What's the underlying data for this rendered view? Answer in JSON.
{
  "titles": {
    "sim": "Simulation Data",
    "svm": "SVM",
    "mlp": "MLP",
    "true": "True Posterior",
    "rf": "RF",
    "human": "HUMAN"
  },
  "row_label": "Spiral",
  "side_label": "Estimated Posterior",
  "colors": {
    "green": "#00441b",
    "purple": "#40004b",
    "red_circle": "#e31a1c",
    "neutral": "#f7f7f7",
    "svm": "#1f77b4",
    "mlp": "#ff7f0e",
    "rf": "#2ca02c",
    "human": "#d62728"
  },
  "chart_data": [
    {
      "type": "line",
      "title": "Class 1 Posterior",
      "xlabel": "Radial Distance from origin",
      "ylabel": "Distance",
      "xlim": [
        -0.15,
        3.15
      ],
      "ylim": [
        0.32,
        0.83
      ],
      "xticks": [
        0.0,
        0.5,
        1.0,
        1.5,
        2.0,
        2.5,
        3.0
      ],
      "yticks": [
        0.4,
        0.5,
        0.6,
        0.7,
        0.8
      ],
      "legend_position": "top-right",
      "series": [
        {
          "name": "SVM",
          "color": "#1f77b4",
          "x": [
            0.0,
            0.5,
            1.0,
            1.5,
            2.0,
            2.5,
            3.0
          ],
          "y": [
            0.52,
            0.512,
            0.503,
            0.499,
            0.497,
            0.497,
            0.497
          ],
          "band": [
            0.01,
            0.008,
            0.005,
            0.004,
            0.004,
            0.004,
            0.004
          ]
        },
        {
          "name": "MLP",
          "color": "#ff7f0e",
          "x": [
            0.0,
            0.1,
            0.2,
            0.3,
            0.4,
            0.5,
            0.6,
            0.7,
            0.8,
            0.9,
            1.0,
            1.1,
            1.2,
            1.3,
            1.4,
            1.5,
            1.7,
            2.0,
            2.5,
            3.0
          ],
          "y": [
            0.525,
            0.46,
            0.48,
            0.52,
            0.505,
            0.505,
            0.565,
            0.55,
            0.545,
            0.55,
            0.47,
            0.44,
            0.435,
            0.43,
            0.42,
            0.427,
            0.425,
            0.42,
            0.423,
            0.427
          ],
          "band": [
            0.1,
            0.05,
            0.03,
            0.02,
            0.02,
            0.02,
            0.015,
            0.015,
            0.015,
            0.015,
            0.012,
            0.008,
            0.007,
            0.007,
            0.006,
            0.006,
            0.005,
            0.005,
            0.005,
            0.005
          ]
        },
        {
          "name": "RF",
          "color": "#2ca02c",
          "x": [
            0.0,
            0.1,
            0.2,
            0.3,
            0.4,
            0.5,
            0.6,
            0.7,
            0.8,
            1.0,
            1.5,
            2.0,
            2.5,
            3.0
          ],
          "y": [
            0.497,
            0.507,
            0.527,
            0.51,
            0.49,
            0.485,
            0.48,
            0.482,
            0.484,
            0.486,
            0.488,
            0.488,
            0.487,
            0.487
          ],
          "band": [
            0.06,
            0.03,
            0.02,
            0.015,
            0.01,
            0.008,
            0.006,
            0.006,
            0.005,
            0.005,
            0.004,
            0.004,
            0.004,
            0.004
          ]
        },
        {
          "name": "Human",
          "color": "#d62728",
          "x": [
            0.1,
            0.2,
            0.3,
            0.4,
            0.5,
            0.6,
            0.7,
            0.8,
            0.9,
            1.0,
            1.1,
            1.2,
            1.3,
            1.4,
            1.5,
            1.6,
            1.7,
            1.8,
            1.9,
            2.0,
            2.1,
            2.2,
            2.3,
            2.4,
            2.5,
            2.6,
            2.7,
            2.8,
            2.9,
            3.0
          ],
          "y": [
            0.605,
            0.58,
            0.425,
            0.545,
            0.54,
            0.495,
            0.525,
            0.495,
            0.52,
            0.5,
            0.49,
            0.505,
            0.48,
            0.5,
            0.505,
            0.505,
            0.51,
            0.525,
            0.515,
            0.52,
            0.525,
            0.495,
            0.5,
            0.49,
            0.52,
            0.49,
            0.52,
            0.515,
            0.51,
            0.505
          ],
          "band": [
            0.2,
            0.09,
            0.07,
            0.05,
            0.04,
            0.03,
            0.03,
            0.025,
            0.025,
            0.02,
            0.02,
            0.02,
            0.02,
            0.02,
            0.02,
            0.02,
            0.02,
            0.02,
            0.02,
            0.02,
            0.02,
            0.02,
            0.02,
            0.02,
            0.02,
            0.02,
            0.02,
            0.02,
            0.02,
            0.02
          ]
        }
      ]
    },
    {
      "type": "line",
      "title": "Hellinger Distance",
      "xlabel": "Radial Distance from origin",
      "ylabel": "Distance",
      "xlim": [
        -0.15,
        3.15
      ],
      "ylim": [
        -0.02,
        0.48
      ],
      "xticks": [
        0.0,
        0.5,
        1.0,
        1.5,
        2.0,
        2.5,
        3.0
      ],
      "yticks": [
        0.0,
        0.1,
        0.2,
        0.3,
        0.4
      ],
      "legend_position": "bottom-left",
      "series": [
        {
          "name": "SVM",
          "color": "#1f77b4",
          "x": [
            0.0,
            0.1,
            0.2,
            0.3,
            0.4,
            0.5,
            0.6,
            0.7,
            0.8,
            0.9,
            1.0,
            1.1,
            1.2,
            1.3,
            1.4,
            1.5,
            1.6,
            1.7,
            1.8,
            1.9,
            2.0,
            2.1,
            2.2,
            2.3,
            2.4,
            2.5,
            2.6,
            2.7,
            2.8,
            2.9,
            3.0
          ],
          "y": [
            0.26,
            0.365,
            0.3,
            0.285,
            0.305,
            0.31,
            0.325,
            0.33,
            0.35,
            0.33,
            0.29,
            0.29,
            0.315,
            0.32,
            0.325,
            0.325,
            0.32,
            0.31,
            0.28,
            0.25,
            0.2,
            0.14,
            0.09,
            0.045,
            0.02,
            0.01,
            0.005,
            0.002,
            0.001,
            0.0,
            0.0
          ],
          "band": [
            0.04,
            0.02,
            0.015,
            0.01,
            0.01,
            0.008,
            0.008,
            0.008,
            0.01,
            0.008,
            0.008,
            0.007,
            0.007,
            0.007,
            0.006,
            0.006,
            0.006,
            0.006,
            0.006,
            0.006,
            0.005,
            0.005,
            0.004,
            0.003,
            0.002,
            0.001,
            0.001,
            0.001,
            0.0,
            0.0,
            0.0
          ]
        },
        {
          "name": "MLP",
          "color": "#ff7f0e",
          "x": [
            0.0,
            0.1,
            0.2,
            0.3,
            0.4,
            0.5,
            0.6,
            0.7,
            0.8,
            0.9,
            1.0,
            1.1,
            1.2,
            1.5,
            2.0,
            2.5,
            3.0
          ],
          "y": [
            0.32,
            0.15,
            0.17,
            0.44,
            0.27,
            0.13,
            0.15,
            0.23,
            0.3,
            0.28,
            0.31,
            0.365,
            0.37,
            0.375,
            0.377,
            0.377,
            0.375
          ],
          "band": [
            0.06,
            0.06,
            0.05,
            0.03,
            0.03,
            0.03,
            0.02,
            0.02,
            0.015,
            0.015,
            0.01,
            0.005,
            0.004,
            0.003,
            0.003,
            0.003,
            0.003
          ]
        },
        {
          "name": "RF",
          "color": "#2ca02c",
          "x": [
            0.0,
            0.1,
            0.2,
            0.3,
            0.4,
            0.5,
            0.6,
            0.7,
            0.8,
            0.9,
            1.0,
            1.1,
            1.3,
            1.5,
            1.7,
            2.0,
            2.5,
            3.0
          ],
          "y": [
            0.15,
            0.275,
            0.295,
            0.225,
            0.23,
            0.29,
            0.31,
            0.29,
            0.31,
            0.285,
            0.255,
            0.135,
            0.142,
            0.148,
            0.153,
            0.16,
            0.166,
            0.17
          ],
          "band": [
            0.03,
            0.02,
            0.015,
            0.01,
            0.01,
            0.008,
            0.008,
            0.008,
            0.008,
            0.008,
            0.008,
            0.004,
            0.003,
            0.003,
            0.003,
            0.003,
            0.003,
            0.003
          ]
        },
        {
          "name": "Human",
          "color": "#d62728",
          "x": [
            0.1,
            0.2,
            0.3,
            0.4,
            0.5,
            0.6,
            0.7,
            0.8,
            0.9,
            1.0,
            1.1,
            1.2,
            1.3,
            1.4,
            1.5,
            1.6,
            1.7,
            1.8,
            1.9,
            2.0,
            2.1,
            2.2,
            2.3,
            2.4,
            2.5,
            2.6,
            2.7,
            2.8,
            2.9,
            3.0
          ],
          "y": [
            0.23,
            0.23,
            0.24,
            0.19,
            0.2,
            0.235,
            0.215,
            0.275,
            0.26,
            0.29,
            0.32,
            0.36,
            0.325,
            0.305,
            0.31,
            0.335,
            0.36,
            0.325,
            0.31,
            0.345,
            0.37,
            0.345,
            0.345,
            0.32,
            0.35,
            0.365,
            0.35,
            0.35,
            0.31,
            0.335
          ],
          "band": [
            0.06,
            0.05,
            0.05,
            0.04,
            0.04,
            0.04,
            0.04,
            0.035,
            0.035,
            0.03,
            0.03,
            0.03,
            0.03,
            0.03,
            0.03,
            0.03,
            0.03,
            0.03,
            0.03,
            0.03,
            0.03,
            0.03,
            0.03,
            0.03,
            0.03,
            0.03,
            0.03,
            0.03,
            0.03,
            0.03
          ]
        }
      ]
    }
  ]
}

┄┄┄┄┄┄┄┄┄┄

REQUIREMENT: How many of the lines above hold "Posterior"? Answer with only the number.

THE COMPLETED TASK: 3